- [EXERCISE DETAILS]:
Take the line containing "Decode this image" and all lines after it, through the end of the material, and repeat them exactly, pictures left out.

- [PROVIDED ENTRIES]:
----
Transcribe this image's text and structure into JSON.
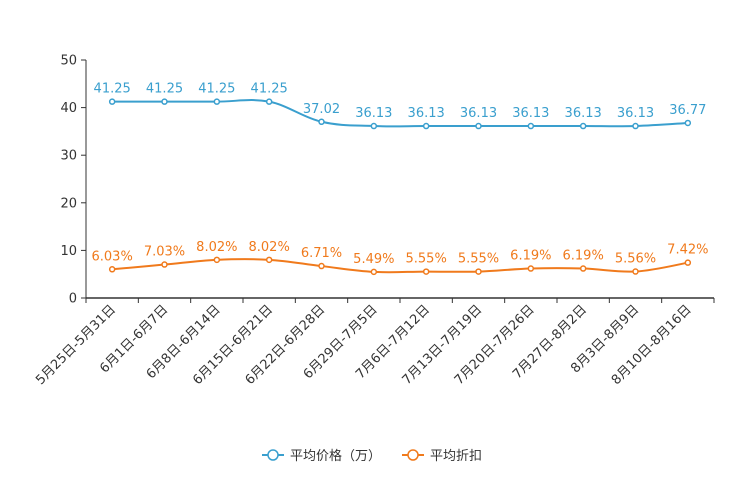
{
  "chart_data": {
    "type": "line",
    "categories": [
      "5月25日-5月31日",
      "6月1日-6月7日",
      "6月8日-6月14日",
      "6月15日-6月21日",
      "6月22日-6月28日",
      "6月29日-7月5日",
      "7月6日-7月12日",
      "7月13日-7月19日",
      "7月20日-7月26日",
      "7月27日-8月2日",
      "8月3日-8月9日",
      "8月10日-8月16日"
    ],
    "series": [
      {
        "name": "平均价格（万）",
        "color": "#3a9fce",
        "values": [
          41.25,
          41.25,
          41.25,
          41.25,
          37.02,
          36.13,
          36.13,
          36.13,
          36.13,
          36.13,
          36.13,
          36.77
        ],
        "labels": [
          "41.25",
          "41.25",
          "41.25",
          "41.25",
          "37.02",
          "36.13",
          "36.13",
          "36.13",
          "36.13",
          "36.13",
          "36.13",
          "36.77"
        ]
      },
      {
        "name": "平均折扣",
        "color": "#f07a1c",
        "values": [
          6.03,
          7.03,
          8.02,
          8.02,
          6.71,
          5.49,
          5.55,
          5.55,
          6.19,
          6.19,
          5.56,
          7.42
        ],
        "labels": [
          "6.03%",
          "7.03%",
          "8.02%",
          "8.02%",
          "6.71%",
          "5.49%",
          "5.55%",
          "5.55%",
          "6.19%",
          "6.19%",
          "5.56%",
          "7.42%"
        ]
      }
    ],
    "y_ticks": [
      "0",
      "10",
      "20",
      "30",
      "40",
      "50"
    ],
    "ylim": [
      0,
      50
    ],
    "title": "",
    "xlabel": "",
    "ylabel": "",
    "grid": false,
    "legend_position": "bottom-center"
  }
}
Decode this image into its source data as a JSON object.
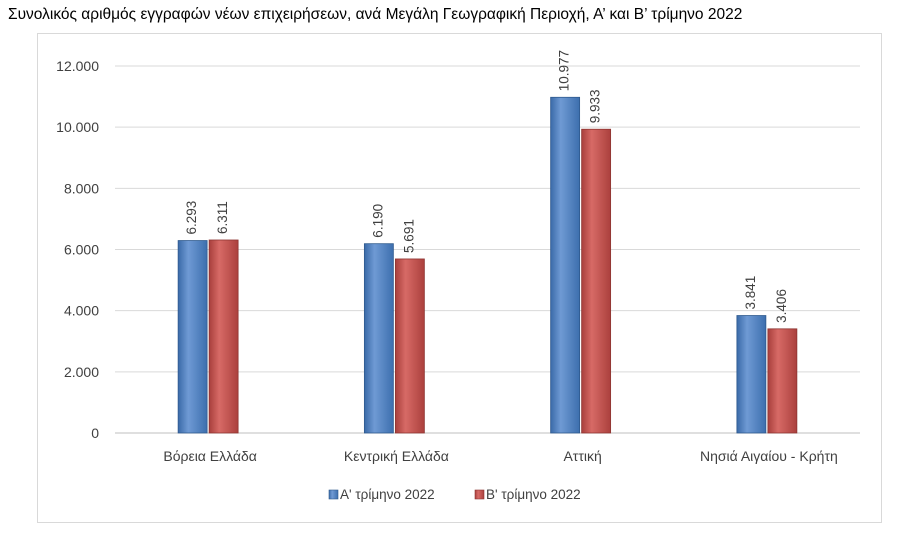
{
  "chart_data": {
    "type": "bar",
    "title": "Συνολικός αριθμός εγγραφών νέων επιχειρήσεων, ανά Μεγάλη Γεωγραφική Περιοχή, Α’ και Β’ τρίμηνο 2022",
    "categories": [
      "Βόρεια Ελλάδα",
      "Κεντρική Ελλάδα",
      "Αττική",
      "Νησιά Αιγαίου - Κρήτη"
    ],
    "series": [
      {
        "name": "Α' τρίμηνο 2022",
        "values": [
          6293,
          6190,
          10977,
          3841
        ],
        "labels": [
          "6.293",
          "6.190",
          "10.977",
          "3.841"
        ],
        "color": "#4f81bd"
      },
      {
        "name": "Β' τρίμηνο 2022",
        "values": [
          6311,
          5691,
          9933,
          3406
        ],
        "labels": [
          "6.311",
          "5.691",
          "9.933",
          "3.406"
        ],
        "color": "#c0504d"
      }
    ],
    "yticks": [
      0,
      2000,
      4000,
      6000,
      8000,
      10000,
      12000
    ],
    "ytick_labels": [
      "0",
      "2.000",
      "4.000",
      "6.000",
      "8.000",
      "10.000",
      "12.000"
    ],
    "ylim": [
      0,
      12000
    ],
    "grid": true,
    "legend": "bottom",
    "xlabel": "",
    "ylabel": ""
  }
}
----
- [THE RESULT]:
Decode this image into its source data as a JSON object.
{
  "chart_data": {
    "type": "bar",
    "title": "Συνολικός αριθμός εγγραφών νέων επιχειρήσεων, ανά Μεγάλη Γεωγραφική Περιοχή, Α’ και Β’ τρίμηνο 2022",
    "categories": [
      "Βόρεια Ελλάδα",
      "Κεντρική Ελλάδα",
      "Αττική",
      "Νησιά Αιγαίου - Κρήτη"
    ],
    "series": [
      {
        "name": "Α' τρίμηνο 2022",
        "values": [
          6293,
          6190,
          10977,
          3841
        ],
        "labels": [
          "6.293",
          "6.190",
          "10.977",
          "3.841"
        ],
        "color": "#4f81bd"
      },
      {
        "name": "Β' τρίμηνο 2022",
        "values": [
          6311,
          5691,
          9933,
          3406
        ],
        "labels": [
          "6.311",
          "5.691",
          "9.933",
          "3.406"
        ],
        "color": "#c0504d"
      }
    ],
    "yticks": [
      0,
      2000,
      4000,
      6000,
      8000,
      10000,
      12000
    ],
    "ytick_labels": [
      "0",
      "2.000",
      "4.000",
      "6.000",
      "8.000",
      "10.000",
      "12.000"
    ],
    "ylim": [
      0,
      12000
    ],
    "grid": true,
    "legend": "bottom",
    "xlabel": "",
    "ylabel": ""
  }
}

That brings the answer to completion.